--- START OF TASK DATA ---

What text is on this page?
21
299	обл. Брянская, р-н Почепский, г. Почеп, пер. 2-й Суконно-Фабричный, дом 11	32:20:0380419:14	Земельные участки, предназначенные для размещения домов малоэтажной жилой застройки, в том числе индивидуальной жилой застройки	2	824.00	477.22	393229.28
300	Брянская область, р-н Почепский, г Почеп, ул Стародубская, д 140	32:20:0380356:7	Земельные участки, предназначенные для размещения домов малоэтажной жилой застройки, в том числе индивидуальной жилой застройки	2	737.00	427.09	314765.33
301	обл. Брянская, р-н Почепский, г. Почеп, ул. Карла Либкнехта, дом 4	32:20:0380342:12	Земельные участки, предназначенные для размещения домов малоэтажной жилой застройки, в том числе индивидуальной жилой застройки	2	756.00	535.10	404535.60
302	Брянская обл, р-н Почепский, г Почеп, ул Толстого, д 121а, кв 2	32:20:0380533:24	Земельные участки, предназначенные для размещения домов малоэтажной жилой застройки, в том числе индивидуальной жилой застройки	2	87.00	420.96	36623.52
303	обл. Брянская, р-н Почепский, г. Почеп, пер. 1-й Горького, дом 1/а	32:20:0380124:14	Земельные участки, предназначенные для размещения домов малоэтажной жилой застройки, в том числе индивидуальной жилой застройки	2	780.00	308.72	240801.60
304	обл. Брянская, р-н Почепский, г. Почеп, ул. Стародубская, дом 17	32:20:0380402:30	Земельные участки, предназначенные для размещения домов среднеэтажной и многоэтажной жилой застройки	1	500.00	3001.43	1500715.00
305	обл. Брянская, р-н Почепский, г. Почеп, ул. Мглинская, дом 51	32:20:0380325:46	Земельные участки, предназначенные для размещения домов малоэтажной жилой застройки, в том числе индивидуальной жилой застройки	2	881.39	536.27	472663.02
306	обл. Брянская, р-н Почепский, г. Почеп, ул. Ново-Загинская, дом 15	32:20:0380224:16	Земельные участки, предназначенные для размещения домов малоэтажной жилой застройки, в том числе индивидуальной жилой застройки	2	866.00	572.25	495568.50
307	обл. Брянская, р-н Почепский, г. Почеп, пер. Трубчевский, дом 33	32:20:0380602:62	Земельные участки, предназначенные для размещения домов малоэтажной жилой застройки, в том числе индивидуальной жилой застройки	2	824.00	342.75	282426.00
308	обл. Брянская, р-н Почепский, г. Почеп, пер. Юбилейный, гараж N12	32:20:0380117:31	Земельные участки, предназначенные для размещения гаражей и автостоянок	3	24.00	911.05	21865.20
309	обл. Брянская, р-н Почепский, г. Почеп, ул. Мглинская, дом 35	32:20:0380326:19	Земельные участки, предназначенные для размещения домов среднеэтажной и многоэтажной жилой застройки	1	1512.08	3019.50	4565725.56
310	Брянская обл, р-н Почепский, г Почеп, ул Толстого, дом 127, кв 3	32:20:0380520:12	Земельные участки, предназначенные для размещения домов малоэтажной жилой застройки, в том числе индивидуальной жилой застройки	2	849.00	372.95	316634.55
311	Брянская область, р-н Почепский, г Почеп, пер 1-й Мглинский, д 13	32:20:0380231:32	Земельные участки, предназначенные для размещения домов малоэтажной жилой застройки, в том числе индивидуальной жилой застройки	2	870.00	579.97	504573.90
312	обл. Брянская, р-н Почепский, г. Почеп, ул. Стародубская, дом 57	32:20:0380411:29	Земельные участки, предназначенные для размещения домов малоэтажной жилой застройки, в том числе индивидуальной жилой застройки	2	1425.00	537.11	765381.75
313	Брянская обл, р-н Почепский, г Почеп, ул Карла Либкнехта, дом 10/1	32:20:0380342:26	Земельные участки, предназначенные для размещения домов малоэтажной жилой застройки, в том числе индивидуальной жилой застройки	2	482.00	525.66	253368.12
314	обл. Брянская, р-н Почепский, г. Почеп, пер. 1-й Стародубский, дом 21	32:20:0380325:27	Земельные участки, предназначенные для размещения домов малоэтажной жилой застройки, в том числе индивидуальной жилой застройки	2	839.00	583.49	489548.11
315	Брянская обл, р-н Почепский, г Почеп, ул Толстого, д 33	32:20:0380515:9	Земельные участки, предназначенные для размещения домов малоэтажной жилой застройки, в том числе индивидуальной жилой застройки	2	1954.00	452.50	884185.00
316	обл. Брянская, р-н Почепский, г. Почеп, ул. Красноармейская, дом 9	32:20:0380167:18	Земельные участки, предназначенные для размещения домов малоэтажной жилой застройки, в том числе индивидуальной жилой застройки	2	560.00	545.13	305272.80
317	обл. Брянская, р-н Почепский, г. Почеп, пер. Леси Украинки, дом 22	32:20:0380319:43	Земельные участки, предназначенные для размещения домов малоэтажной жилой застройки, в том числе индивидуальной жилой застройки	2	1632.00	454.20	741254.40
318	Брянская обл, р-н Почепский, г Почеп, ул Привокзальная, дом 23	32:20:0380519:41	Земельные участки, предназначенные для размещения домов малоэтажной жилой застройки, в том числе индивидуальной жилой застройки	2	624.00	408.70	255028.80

--- END OF TASK DATA ---

[WRITTEN EXERCISE]
Return all of the data exactly as it reads.

[OUTPUT OF THE TASK]
What text is on this page?
21
299	обл. Брянская, р-н Почепский, г. Почеп, пер. 2-й Суконно-Фабричный, дом 11	32:20:0380419:14	Земельные участки, предназначенные для размещения домов малоэтажной жилой застройки, в том числе индивидуальной жилой застройки	2	824.00	477.22	393229.28
300	Брянская область, р-н Почепский, г Почеп, ул Стародубская, д 140	32:20:0380356:7	Земельные участки, предназначенные для размещения домов малоэтажной жилой застройки, в том числе индивидуальной жилой застройки	2	737.00	427.09	314765.33
301	обл. Брянская, р-н Почепский, г. Почеп, ул. Карла Либкнехта, дом 4	32:20:0380342:12	Земельные участки, предназначенные для размещения домов малоэтажной жилой застройки, в том числе индивидуальной жилой застройки	2	756.00	535.10	404535.60
302	Брянская обл, р-н Почепский, г Почеп, ул Толстого, д 121а, кв 2	32:20:0380533:24	Земельные участки, предназначенные для размещения домов малоэтажной жилой застройки, в том числе индивидуальной жилой застройки	2	87.00	420.96	36623.52
303	обл. Брянская, р-н Почепский, г. Почеп, пер. 1-й Горького, дом 1/а	32:20:0380124:14	Земельные участки, предназначенные для размещения домов малоэтажной жилой застройки, в том числе индивидуальной жилой застройки	2	780.00	308.72	240801.60
304	обл. Брянская, р-н Почепский, г. Почеп, ул. Стародубская, дом 17	32:20:0380402:30	Земельные участки, предназначенные для размещения домов среднеэтажной и многоэтажной жилой застройки	1	500.00	3001.43	1500715.00
305	обл. Брянская, р-н Почепский, г. Почеп, ул. Мглинская, дом 51	32:20:0380325:46	Земельные участки, предназначенные для размещения домов малоэтажной жилой застройки, в том числе индивидуальной жилой застройки	2	881.39	536.27	472663.02
306	обл. Брянская, р-н Почепский, г. Почеп, ул. Ново-Загинская, дом 15	32:20:0380224:16	Земельные участки, предназначенные для размещения домов малоэтажной жилой застройки, в том числе индивидуальной жилой застройки	2	866.00	572.25	495568.50
307	обл. Брянская, р-н Почепский, г. Почеп, пер. Трубчевский, дом 33	32:20:0380602:62	Земельные участки, предназначенные для размещения домов малоэтажной жилой застройки, в том числе индивидуальной жилой застройки	2	824.00	342.75	282426.00
308	обл. Брянская, р-н Почепский, г. Почеп, пер. Юбилейный, гараж N12	32:20:0380117:31	Земельные участки, предназначенные для размещения гаражей и автостоянок	3	24.00	911.05	21865.20
309	обл. Брянская, р-н Почепский, г. Почеп, ул. Мглинская, дом 35	32:20:0380326:19	Земельные участки, предназначенные для размещения домов среднеэтажной и многоэтажной жилой застройки	1	1512.08	3019.50	4565725.56
310	Брянская обл, р-н Почепский, г Почеп, ул Толстого, дом 127, кв 3	32:20:0380520:12	Земельные участки, предназначенные для размещения домов малоэтажной жилой застройки, в том числе индивидуальной жилой застройки	2	849.00	372.95	316634.55
311	Брянская область, р-н Почепский, г Почеп, пер 1-й Мглинский, д 13	32:20:0380231:32	Земельные участки, предназначенные для размещения домов малоэтажной жилой застройки, в том числе индивидуальной жилой застройки	2	870.00	579.97	504573.90
312	обл. Брянская, р-н Почепский, г. Почеп, ул. Стародубская, дом 57	32:20:0380411:29	Земельные участки, предназначенные для размещения домов малоэтажной жилой застройки, в том числе индивидуальной жилой застройки	2	1425.00	537.11	765381.75
313	Брянская обл, р-н Почепский, г Почеп, ул Карла Либкнехта, дом 10/1	32:20:0380342:26	Земельные участки, предназначенные для размещения домов малоэтажной жилой застройки, в том числе индивидуальной жилой застройки	2	482.00	525.66	253368.12
314	обл. Брянская, р-н Почепский, г. Почеп, пер. 1-й Стародубский, дом 21	32:20:0380325:27	Земельные участки, предназначенные для размещения домов малоэтажной жилой застройки, в том числе индивидуальной жилой застройки	2	839.00	583.49	489548.11
315	Брянская обл, р-н Почепский, г Почеп, ул Толстого, д 33	32:20:0380515:9	Земельные участки, предназначенные для размещения домов малоэтажной жилой застройки, в том числе индивидуальной жилой застройки	2	1954.00	452.50	884185.00
316	обл. Брянская, р-н Почепский, г. Почеп, ул. Красноармейская, дом 9	32:20:0380167:18	Земельные участки, предназначенные для размещения домов малоэтажной жилой застройки, в том числе индивидуальной жилой застройки	2	560.00	545.13	305272.80
317	обл. Брянская, р-н Почепский, г. Почеп, пер. Леси Украинки, дом 22	32:20:0380319:43	Земельные участки, предназначенные для размещения домов малоэтажной жилой застройки, в том числе индивидуальной жилой застройки	2	1632.00	454.20	741254.40
318	Брянская обл, р-н Почепский, г Почеп, ул Привокзальная, дом 23	32:20:0380519:41	Земельные участки, предназначенные для размещения домов малоэтажной жилой застройки, в том числе индивидуальной жилой застройки	2	624.00	408.70	255028.80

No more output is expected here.